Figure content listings
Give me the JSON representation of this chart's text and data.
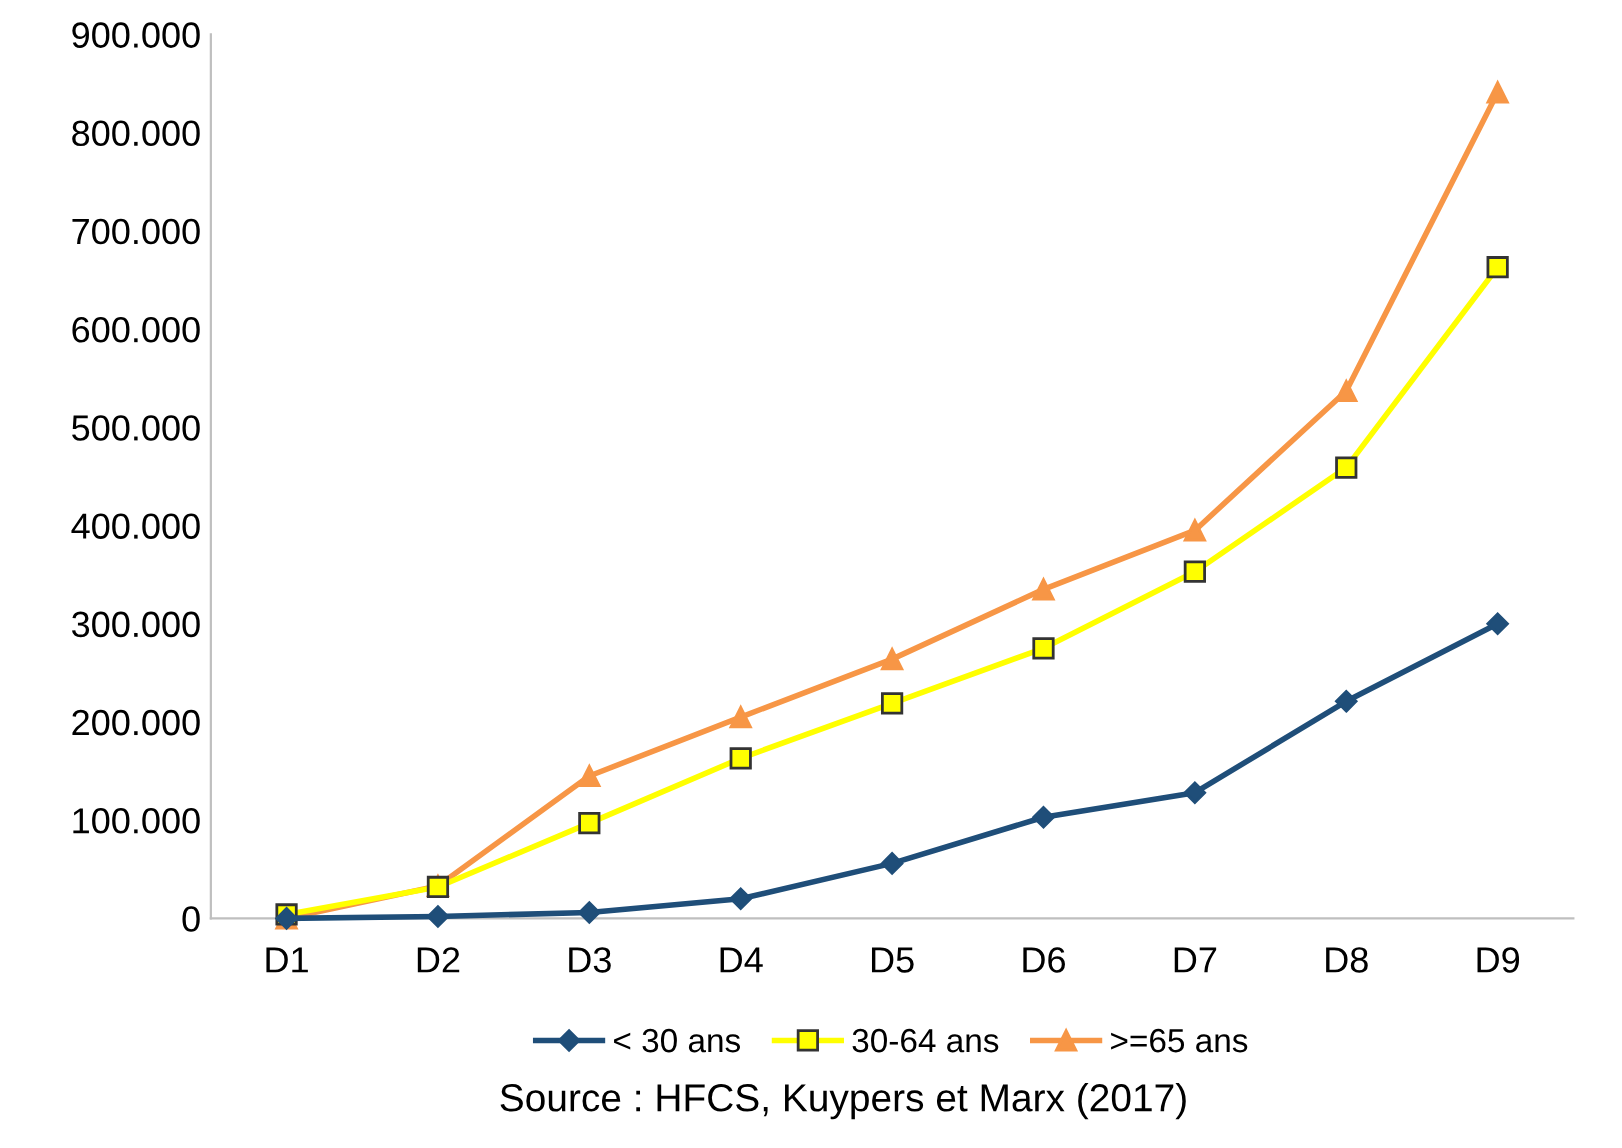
{
  "chart_data": {
    "type": "line",
    "categories": [
      "D1",
      "D2",
      "D3",
      "D4",
      "D5",
      "D6",
      "D7",
      "D8",
      "D9"
    ],
    "series": [
      {
        "name": "< 30 ans",
        "color": "#1f4e79",
        "marker": "diamond",
        "values": [
          0,
          2000,
          6000,
          20000,
          56000,
          103000,
          128000,
          221000,
          300000
        ]
      },
      {
        "name": "30-64 ans",
        "color": "#ffff00",
        "marker": "square",
        "values": [
          4000,
          32000,
          97000,
          163000,
          219000,
          275000,
          353000,
          459000,
          663000
        ]
      },
      {
        "name": ">=65 ans",
        "color": "#f79646",
        "marker": "triangle",
        "values": [
          0,
          33000,
          145000,
          205000,
          264000,
          335000,
          395000,
          537000,
          841000
        ]
      }
    ],
    "ylim": [
      0,
      900000
    ],
    "yticks": [
      {
        "value": 0,
        "label": "0"
      },
      {
        "value": 100000,
        "label": "100.000"
      },
      {
        "value": 200000,
        "label": "200.000"
      },
      {
        "value": 300000,
        "label": "300.000"
      },
      {
        "value": 400000,
        "label": "400.000"
      },
      {
        "value": 500000,
        "label": "500.000"
      },
      {
        "value": 600000,
        "label": "600.000"
      },
      {
        "value": 700000,
        "label": "700.000"
      },
      {
        "value": 800000,
        "label": "800.000"
      },
      {
        "value": 900000,
        "label": "900.000"
      }
    ],
    "grid": false,
    "legend": "bottom",
    "annotations": [
      "Source : HFCS, Kuypers et Marx (2017)"
    ]
  }
}
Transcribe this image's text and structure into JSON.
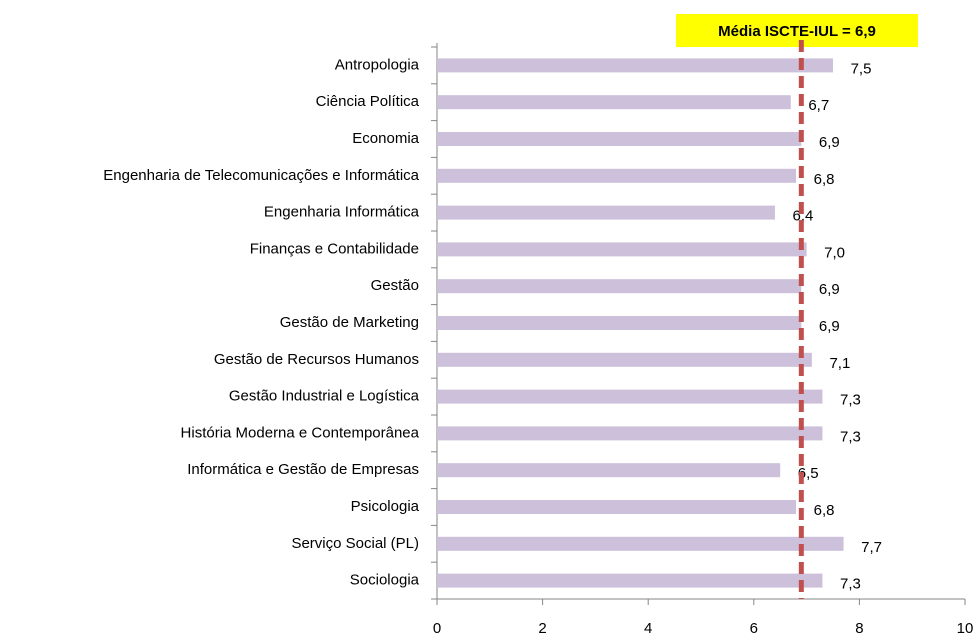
{
  "chart_data": {
    "type": "bar",
    "orientation": "horizontal",
    "categories": [
      "Antropologia",
      "Ciência Política",
      "Economia",
      "Engenharia de Telecomunicações e Informática",
      "Engenharia Informática",
      "Finanças e Contabilidade",
      "Gestão",
      "Gestão de Marketing",
      "Gestão de Recursos Humanos",
      "Gestão Industrial e Logística",
      "História Moderna e Contemporânea",
      "Informática e Gestão de Empresas",
      "Psicologia",
      "Serviço Social (PL)",
      "Sociologia"
    ],
    "values": [
      7.5,
      6.7,
      6.9,
      6.8,
      6.4,
      7.0,
      6.9,
      6.9,
      7.1,
      7.3,
      7.3,
      6.5,
      6.8,
      7.7,
      7.3
    ],
    "value_labels": [
      "7,5",
      "6,7",
      "6,9",
      "6,8",
      "6,4",
      "7,0",
      "6,9",
      "6,9",
      "7,1",
      "7,3",
      "7,3",
      "6,5",
      "6,8",
      "7,7",
      "7,3"
    ],
    "color": "#ccc0da",
    "xlim": [
      0,
      10
    ],
    "xticks": [
      0,
      2,
      4,
      6,
      8,
      10
    ],
    "reference_line": {
      "value": 6.9,
      "label": "Média ISCTE-IUL = 6,9",
      "color": "#c0504d",
      "box_color": "#ffff00"
    }
  }
}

» **EXERCISE**
Pictures are to be left out; the records above must be repeated word for word.

» **OUTPUT OF THE TASK**
Give me the JSON representation of this chart's text and data.
{
  "chart_data": {
    "type": "line",
    "categories": [
      "D1",
      "D2",
      "D3",
      "D4",
      "D5",
      "D6",
      "D7",
      "D8",
      "D9"
    ],
    "series": [
      {
        "name": "< 30 ans",
        "color": "#1f4e79",
        "marker": "diamond",
        "values": [
          0,
          2000,
          6000,
          20000,
          56000,
          103000,
          128000,
          221000,
          300000
        ]
      },
      {
        "name": "30-64 ans",
        "color": "#ffff00",
        "marker": "square",
        "values": [
          4000,
          32000,
          97000,
          163000,
          219000,
          275000,
          353000,
          459000,
          663000
        ]
      },
      {
        "name": ">=65 ans",
        "color": "#f79646",
        "marker": "triangle",
        "values": [
          0,
          33000,
          145000,
          205000,
          264000,
          335000,
          395000,
          537000,
          841000
        ]
      }
    ],
    "ylim": [
      0,
      900000
    ],
    "yticks": [
      {
        "value": 0,
        "label": "0"
      },
      {
        "value": 100000,
        "label": "100.000"
      },
      {
        "value": 200000,
        "label": "200.000"
      },
      {
        "value": 300000,
        "label": "300.000"
      },
      {
        "value": 400000,
        "label": "400.000"
      },
      {
        "value": 500000,
        "label": "500.000"
      },
      {
        "value": 600000,
        "label": "600.000"
      },
      {
        "value": 700000,
        "label": "700.000"
      },
      {
        "value": 800000,
        "label": "800.000"
      },
      {
        "value": 900000,
        "label": "900.000"
      }
    ],
    "grid": false,
    "legend": "bottom",
    "annotations": [
      "Source : HFCS, Kuypers et Marx (2017)"
    ]
  }
}
Transcribe this image's text and structure into JSON.
{
  "chart_data": {
    "type": "bar",
    "orientation": "horizontal",
    "categories": [
      "Antropologia",
      "Ciência Política",
      "Economia",
      "Engenharia de Telecomunicações e Informática",
      "Engenharia Informática",
      "Finanças e Contabilidade",
      "Gestão",
      "Gestão de Marketing",
      "Gestão de Recursos Humanos",
      "Gestão Industrial e Logística",
      "História Moderna e Contemporânea",
      "Informática e Gestão de Empresas",
      "Psicologia",
      "Serviço Social (PL)",
      "Sociologia"
    ],
    "values": [
      7.5,
      6.7,
      6.9,
      6.8,
      6.4,
      7.0,
      6.9,
      6.9,
      7.1,
      7.3,
      7.3,
      6.5,
      6.8,
      7.7,
      7.3
    ],
    "value_labels": [
      "7,5",
      "6,7",
      "6,9",
      "6,8",
      "6,4",
      "7,0",
      "6,9",
      "6,9",
      "7,1",
      "7,3",
      "7,3",
      "6,5",
      "6,8",
      "7,7",
      "7,3"
    ],
    "color": "#ccc0da",
    "xlim": [
      0,
      10
    ],
    "xticks": [
      0,
      2,
      4,
      6,
      8,
      10
    ],
    "reference_line": {
      "value": 6.9,
      "label": "Média ISCTE-IUL = 6,9",
      "color": "#c0504d",
      "box_color": "#ffff00"
    }
  }
}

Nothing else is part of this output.